━━━ LISTING ━━━

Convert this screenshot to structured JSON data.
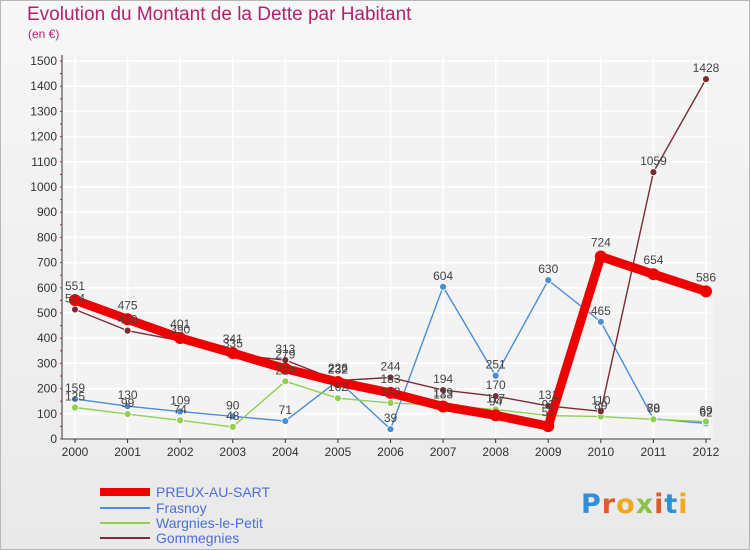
{
  "chart_data": {
    "type": "line",
    "title": "Evolution du Montant de la Dette par Habitant",
    "subtitle": "(en €)",
    "xlabel": "",
    "ylabel": "",
    "ylim": [
      0,
      1500
    ],
    "y_ticks": [
      0,
      100,
      200,
      300,
      400,
      500,
      600,
      700,
      800,
      900,
      1000,
      1100,
      1200,
      1300,
      1400,
      1500
    ],
    "categories": [
      "2000",
      "2001",
      "2002",
      "2003",
      "2004",
      "2005",
      "2006",
      "2007",
      "2008",
      "2009",
      "2010",
      "2011",
      "2012"
    ],
    "grid": true,
    "legend_position": "bottom-left",
    "series": [
      {
        "name": "PREUX-AU-SART",
        "color": "#ee0000",
        "values": [
          551,
          475,
          401,
          341,
          279,
          226,
          183,
          129,
          94,
          51,
          724,
          654,
          586
        ],
        "labels": [
          "551",
          "475",
          "401",
          "341",
          "279",
          "226",
          "183",
          "129",
          "94",
          "51",
          "724",
          "654",
          "586"
        ]
      },
      {
        "name": "Frasnoy",
        "color": "#4a8ed3",
        "values": [
          159,
          130,
          109,
          90,
          71,
          232,
          39,
          604,
          251,
          630,
          465,
          80,
          62
        ],
        "labels": [
          "159",
          "130",
          "109",
          "90",
          "71",
          "232",
          "39",
          "604",
          "251",
          "630",
          "465",
          "80",
          "62"
        ]
      },
      {
        "name": "Wargnies-le-Petit",
        "color": "#8fd14f",
        "values": [
          125,
          99,
          74,
          48,
          229,
          162,
          143,
          133,
          117,
          93,
          89,
          78,
          69
        ],
        "labels": [
          "125",
          "99",
          "74",
          "48",
          "229",
          "162",
          "143",
          "133",
          "117",
          "93",
          "89",
          "78",
          "69"
        ]
      },
      {
        "name": "Gommegnies",
        "color": "#7a2b33",
        "values": [
          514,
          430,
          390,
          335,
          313,
          232,
          244,
          194,
          170,
          131,
          110,
          1059,
          1428
        ],
        "labels": [
          "514",
          "430",
          "390",
          "335",
          "313",
          "232",
          "244",
          "194",
          "170",
          "131",
          "110",
          "1059",
          "1428"
        ]
      }
    ]
  },
  "logo": {
    "letters": [
      "P",
      "r",
      "o",
      "x",
      "i",
      "t",
      "i"
    ]
  }
}
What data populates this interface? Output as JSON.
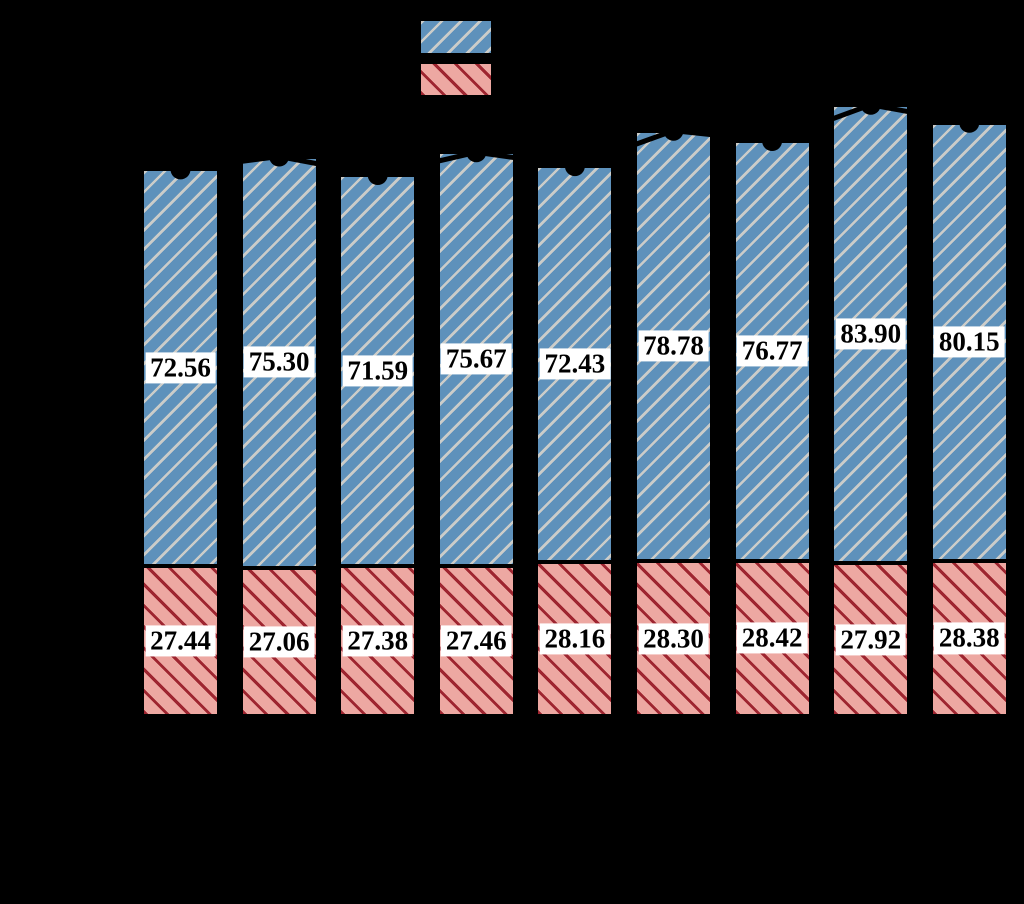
{
  "figure": {
    "background_color": "#000000",
    "note": "axis, tick, title and legend text are rendered black on black (not visible)",
    "axis_text_visible": false
  },
  "legend": {
    "position": "top-center",
    "entries": [
      {
        "name": "blue-series-swatch",
        "fill": "#5e91bb",
        "hatch": "/",
        "hatch_color": "#cbccc9"
      },
      {
        "name": "red-series-swatch",
        "fill": "#eda8a2",
        "hatch": "\\",
        "hatch_color": "#9e2530"
      }
    ]
  },
  "chart_data": {
    "type": "bar",
    "stacked": true,
    "n_bars": 9,
    "categories": [
      "",
      "",
      "",
      "",
      "",
      "",
      "",
      "",
      ""
    ],
    "title": "",
    "xlabel": "",
    "ylabel": "",
    "grid": false,
    "series": [
      {
        "name": "upper-blue-segment",
        "fill": "#5e91bb",
        "hatch": "/",
        "hatch_color": "#cbccc9",
        "values": [
          72.56,
          75.3,
          71.59,
          75.67,
          72.43,
          78.78,
          76.77,
          83.9,
          80.15
        ]
      },
      {
        "name": "lower-red-segment",
        "fill": "#eda8a2",
        "hatch": "\\",
        "hatch_color": "#9e2530",
        "values": [
          27.44,
          27.06,
          27.38,
          27.46,
          28.16,
          28.3,
          28.42,
          27.92,
          28.38
        ]
      }
    ],
    "stack_totals": [
      100.0,
      102.36,
      98.97,
      103.13,
      100.59,
      107.08,
      105.19,
      111.82,
      108.53
    ],
    "bar_value_labels": {
      "visible": true,
      "decimals": 2,
      "text_color": "#000000",
      "box_color": "#ffffff"
    },
    "line_overlay": {
      "type": "line",
      "on": "stack-totals",
      "marker": "circle",
      "color": "#000000"
    }
  }
}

━━━

_WRITTEN PROBLEM_: Extract each line from the listing that holds the word "swatch".

_ANSWER TO THIS EXERCISE_:
        "name": "blue-series-swatch",
        "name": "red-series-swatch",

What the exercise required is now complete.